● SOURCE DATA:
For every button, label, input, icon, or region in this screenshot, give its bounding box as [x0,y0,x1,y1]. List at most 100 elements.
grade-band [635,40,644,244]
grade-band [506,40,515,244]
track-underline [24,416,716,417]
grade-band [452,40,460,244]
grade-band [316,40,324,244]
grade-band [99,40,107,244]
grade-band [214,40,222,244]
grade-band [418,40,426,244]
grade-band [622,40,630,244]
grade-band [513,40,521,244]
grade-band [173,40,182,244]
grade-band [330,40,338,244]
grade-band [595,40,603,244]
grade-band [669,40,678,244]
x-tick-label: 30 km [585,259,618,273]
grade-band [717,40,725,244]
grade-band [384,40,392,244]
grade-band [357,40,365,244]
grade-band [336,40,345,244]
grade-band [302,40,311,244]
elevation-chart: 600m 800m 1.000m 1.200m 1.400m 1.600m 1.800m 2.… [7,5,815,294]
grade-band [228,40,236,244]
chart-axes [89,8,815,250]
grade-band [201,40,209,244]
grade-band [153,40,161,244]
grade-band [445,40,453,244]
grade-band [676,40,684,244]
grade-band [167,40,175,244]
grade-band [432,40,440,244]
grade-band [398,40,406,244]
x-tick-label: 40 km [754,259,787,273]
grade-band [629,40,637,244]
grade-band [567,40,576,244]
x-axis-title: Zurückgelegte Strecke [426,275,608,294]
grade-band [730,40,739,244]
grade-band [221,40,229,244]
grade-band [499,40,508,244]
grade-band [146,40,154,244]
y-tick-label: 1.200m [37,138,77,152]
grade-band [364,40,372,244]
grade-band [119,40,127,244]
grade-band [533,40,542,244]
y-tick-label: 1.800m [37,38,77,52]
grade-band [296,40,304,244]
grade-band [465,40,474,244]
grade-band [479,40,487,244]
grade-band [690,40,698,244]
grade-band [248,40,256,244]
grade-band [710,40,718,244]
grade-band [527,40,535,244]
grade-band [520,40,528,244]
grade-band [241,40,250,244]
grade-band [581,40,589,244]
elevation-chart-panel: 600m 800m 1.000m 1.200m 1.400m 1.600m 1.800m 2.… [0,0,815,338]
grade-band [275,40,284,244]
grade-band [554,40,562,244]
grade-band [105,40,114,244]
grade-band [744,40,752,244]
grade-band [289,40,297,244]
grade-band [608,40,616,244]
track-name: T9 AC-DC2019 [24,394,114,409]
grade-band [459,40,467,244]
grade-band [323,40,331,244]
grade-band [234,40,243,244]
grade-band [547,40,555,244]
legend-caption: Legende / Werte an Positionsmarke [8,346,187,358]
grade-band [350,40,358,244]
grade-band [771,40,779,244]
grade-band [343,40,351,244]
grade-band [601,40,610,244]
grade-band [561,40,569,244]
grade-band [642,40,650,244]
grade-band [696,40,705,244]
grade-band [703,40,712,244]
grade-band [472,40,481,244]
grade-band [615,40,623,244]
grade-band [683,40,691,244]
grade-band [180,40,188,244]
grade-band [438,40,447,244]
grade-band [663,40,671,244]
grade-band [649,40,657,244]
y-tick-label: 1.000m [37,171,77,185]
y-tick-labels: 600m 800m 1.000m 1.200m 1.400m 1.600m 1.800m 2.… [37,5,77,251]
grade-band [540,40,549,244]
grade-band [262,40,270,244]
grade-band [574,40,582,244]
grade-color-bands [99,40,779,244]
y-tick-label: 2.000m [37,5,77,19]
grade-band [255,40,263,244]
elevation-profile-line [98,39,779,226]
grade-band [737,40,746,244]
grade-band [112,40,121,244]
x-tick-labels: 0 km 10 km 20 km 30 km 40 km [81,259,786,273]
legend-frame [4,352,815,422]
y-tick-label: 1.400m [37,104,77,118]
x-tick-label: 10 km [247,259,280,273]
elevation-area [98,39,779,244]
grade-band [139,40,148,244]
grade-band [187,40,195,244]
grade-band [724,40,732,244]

● DO THIS: Rewrite all of the lines above as a numbered list, omitting any blank lines.

● TASK SOLUTION:
1. For every button, label, input, icon, or region in this screenshot, give its bounding box as [x0,y0,x1,y1]. List at most 100 elements.
2. grade-band [635,40,644,244]
3. grade-band [506,40,515,244]
4. track-underline [24,416,716,417]
5. grade-band [452,40,460,244]
6. grade-band [316,40,324,244]
7. grade-band [99,40,107,244]
8. grade-band [214,40,222,244]
9. grade-band [418,40,426,244]
10. grade-band [622,40,630,244]
11. grade-band [513,40,521,244]
12. grade-band [173,40,182,244]
13. grade-band [330,40,338,244]
14. grade-band [595,40,603,244]
15. grade-band [669,40,678,244]
16. x-tick-label: 30 km [585,259,618,273]
17. grade-band [717,40,725,244]
18. grade-band [384,40,392,244]
19. grade-band [357,40,365,244]
20. grade-band [336,40,345,244]
21. grade-band [302,40,311,244]
22. elevation-chart: 600m 800m 1.000m 1.200m 1.400m 1.600m 1.800m 2.… [7,5,815,294]
23. grade-band [228,40,236,244]
24. chart-axes [89,8,815,250]
25. grade-band [201,40,209,244]
26. grade-band [153,40,161,244]
27. grade-band [445,40,453,244]
28. grade-band [676,40,684,244]
29. grade-band [167,40,175,244]
30. grade-band [432,40,440,244]
31. grade-band [398,40,406,244]
32. x-tick-label: 40 km [754,259,787,273]
33. grade-band [629,40,637,244]
34. grade-band [567,40,576,244]
35. x-axis-title: Zurückgelegte Strecke [426,275,608,294]
36. grade-band [730,40,739,244]
37. grade-band [221,40,229,244]
38. grade-band [499,40,508,244]
39. grade-band [146,40,154,244]
40. y-tick-label: 1.200m [37,138,77,152]
41. grade-band [364,40,372,244]
42. grade-band [119,40,127,244]
43. grade-band [533,40,542,244]
44. y-tick-label: 1.800m [37,38,77,52]
45. grade-band [296,40,304,244]
46. grade-band [465,40,474,244]
47. grade-band [479,40,487,244]
48. grade-band [690,40,698,244]
49. grade-band [248,40,256,244]
50. grade-band [710,40,718,244]
51. grade-band [527,40,535,244]
52. grade-band [520,40,528,244]
53. grade-band [241,40,250,244]
54. grade-band [581,40,589,244]
55. elevation-chart-panel: 600m 800m 1.000m 1.200m 1.400m 1.600m 1.800m 2.… [0,0,815,338]
56. grade-band [275,40,284,244]
57. grade-band [554,40,562,244]
58. grade-band [105,40,114,244]
59. grade-band [744,40,752,244]
60. grade-band [289,40,297,244]
61. grade-band [608,40,616,244]
62. track-name: T9 AC-DC2019 [24,394,114,409]
63. grade-band [459,40,467,244]
64. grade-band [323,40,331,244]
65. grade-band [234,40,243,244]
66. grade-band [547,40,555,244]
67. legend-caption: Legende / Werte an Positionsmarke [8,346,187,358]
68. grade-band [350,40,358,244]
69. grade-band [771,40,779,244]
70. grade-band [343,40,351,244]
71. grade-band [601,40,610,244]
72. grade-band [561,40,569,244]
73. grade-band [642,40,650,244]
74. grade-band [696,40,705,244]
75. grade-band [703,40,712,244]
76. grade-band [472,40,481,244]
77. grade-band [615,40,623,244]
78. grade-band [683,40,691,244]
79. grade-band [180,40,188,244]
80. grade-band [438,40,447,244]
81. grade-band [663,40,671,244]
82. grade-band [649,40,657,244]
83. y-tick-label: 1.000m [37,171,77,185]
84. y-tick-labels: 600m 800m 1.000m 1.200m 1.400m 1.600m 1.800m 2.… [37,5,77,251]
85. grade-band [540,40,549,244]
86. grade-band [262,40,270,244]
87. grade-band [574,40,582,244]
88. grade-color-bands [99,40,779,244]
89. y-tick-label: 2.000m [37,5,77,19]
90. grade-band [255,40,263,244]
91. elevation-profile-line [98,39,779,226]
92. grade-band [737,40,746,244]
93. grade-band [112,40,121,244]
94. x-tick-labels: 0 km 10 km 20 km 30 km 40 km [81,259,786,273]
95. legend-frame [4,352,815,422]
96. y-tick-label: 1.400m [37,104,77,118]
97. x-tick-label: 10 km [247,259,280,273]
98. elevation-area [98,39,779,244]
99. grade-band [139,40,148,244]
100. grade-band [187,40,195,244]
101. grade-band [724,40,732,244]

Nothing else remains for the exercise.